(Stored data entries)
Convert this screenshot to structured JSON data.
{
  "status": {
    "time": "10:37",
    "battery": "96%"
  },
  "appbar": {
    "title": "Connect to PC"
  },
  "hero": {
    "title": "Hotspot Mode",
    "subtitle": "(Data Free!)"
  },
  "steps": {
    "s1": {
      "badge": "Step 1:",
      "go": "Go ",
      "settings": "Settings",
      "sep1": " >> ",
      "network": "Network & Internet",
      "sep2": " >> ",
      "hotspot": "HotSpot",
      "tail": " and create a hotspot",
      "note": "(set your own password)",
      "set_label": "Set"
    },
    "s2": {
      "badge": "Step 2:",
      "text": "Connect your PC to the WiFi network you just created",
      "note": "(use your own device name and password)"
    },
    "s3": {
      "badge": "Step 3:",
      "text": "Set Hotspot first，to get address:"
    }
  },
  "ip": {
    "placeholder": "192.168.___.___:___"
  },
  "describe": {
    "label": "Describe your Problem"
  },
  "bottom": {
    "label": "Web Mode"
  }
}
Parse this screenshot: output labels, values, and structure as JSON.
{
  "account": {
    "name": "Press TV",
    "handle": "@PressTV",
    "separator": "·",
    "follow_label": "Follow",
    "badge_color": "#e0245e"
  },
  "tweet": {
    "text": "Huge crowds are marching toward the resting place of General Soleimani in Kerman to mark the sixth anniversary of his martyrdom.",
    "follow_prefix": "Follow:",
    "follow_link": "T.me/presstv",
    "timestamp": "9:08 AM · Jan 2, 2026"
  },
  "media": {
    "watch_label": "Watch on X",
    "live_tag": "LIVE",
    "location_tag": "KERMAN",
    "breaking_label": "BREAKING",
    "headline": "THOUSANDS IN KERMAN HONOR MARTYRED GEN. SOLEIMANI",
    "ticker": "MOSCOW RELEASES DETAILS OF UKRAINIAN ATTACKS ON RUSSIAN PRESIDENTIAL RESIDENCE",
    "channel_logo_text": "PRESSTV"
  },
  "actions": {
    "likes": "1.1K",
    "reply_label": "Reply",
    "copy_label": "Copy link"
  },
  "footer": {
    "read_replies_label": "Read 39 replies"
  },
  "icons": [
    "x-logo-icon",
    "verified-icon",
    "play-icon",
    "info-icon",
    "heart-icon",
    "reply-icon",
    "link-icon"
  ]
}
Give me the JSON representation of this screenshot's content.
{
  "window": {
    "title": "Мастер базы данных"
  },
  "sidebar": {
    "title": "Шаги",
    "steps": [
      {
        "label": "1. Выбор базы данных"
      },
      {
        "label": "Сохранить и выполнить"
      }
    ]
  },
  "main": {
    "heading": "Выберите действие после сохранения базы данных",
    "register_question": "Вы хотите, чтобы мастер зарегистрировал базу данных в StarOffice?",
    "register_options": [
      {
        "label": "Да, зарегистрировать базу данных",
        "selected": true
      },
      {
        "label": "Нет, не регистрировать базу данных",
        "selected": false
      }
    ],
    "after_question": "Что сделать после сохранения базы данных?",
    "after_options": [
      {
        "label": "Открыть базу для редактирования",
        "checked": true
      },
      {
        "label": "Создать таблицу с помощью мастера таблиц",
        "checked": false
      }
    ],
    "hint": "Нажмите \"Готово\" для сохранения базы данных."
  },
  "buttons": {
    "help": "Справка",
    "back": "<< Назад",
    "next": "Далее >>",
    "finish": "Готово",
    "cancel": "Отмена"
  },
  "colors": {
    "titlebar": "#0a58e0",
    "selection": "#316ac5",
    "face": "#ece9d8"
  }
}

-- WHAT TO DO --
Write the data back out verbatim.

-- SOLUTION --
Convert this screenshot to structured JSON data.
{
  "status": {
    "time": "10:37",
    "battery": "96%"
  },
  "appbar": {
    "title": "Connect to PC"
  },
  "hero": {
    "title": "Hotspot Mode",
    "subtitle": "(Data Free!)"
  },
  "steps": {
    "s1": {
      "badge": "Step 1:",
      "go": "Go ",
      "settings": "Settings",
      "sep1": " >> ",
      "network": "Network & Internet",
      "sep2": " >> ",
      "hotspot": "HotSpot",
      "tail": " and create a hotspot",
      "note": "(set your own password)",
      "set_label": "Set"
    },
    "s2": {
      "badge": "Step 2:",
      "text": "Connect your PC to the WiFi network you just created",
      "note": "(use your own device name and password)"
    },
    "s3": {
      "badge": "Step 3:",
      "text": "Set Hotspot first，to get address:"
    }
  },
  "ip": {
    "placeholder": "192.168.___.___:___"
  },
  "describe": {
    "label": "Describe your Problem"
  },
  "bottom": {
    "label": "Web Mode"
  }
}
Parse this screenshot: output labels, values, and structure as JSON.
{
  "account": {
    "name": "Press TV",
    "handle": "@PressTV",
    "separator": "·",
    "follow_label": "Follow",
    "badge_color": "#e0245e"
  },
  "tweet": {
    "text": "Huge crowds are marching toward the resting place of General Soleimani in Kerman to mark the sixth anniversary of his martyrdom.",
    "follow_prefix": "Follow:",
    "follow_link": "T.me/presstv",
    "timestamp": "9:08 AM · Jan 2, 2026"
  },
  "media": {
    "watch_label": "Watch on X",
    "live_tag": "LIVE",
    "location_tag": "KERMAN",
    "breaking_label": "BREAKING",
    "headline": "THOUSANDS IN KERMAN HONOR MARTYRED GEN. SOLEIMANI",
    "ticker": "MOSCOW RELEASES DETAILS OF UKRAINIAN ATTACKS ON RUSSIAN PRESIDENTIAL RESIDENCE",
    "channel_logo_text": "PRESSTV"
  },
  "actions": {
    "likes": "1.1K",
    "reply_label": "Reply",
    "copy_label": "Copy link"
  },
  "footer": {
    "read_replies_label": "Read 39 replies"
  },
  "icons": [
    "x-logo-icon",
    "verified-icon",
    "play-icon",
    "info-icon",
    "heart-icon",
    "reply-icon",
    "link-icon"
  ]
}
Give me the JSON representation of this screenshot's content.
{
  "window": {
    "title": "Мастер базы данных"
  },
  "sidebar": {
    "title": "Шаги",
    "steps": [
      {
        "label": "1. Выбор базы данных"
      },
      {
        "label": "Сохранить и выполнить"
      }
    ]
  },
  "main": {
    "heading": "Выберите действие после сохранения базы данных",
    "register_question": "Вы хотите, чтобы мастер зарегистрировал базу данных в StarOffice?",
    "register_options": [
      {
        "label": "Да, зарегистрировать базу данных",
        "selected": true
      },
      {
        "label": "Нет, не регистрировать базу данных",
        "selected": false
      }
    ],
    "after_question": "Что сделать после сохранения базы данных?",
    "after_options": [
      {
        "label": "Открыть базу для редактирования",
        "checked": true
      },
      {
        "label": "Создать таблицу с помощью мастера таблиц",
        "checked": false
      }
    ],
    "hint": "Нажмите \"Готово\" для сохранения базы данных."
  },
  "buttons": {
    "help": "Справка",
    "back": "<< Назад",
    "next": "Далее >>",
    "finish": "Готово",
    "cancel": "Отмена"
  },
  "colors": {
    "titlebar": "#0a58e0",
    "selection": "#316ac5",
    "face": "#ece9d8"
  }
}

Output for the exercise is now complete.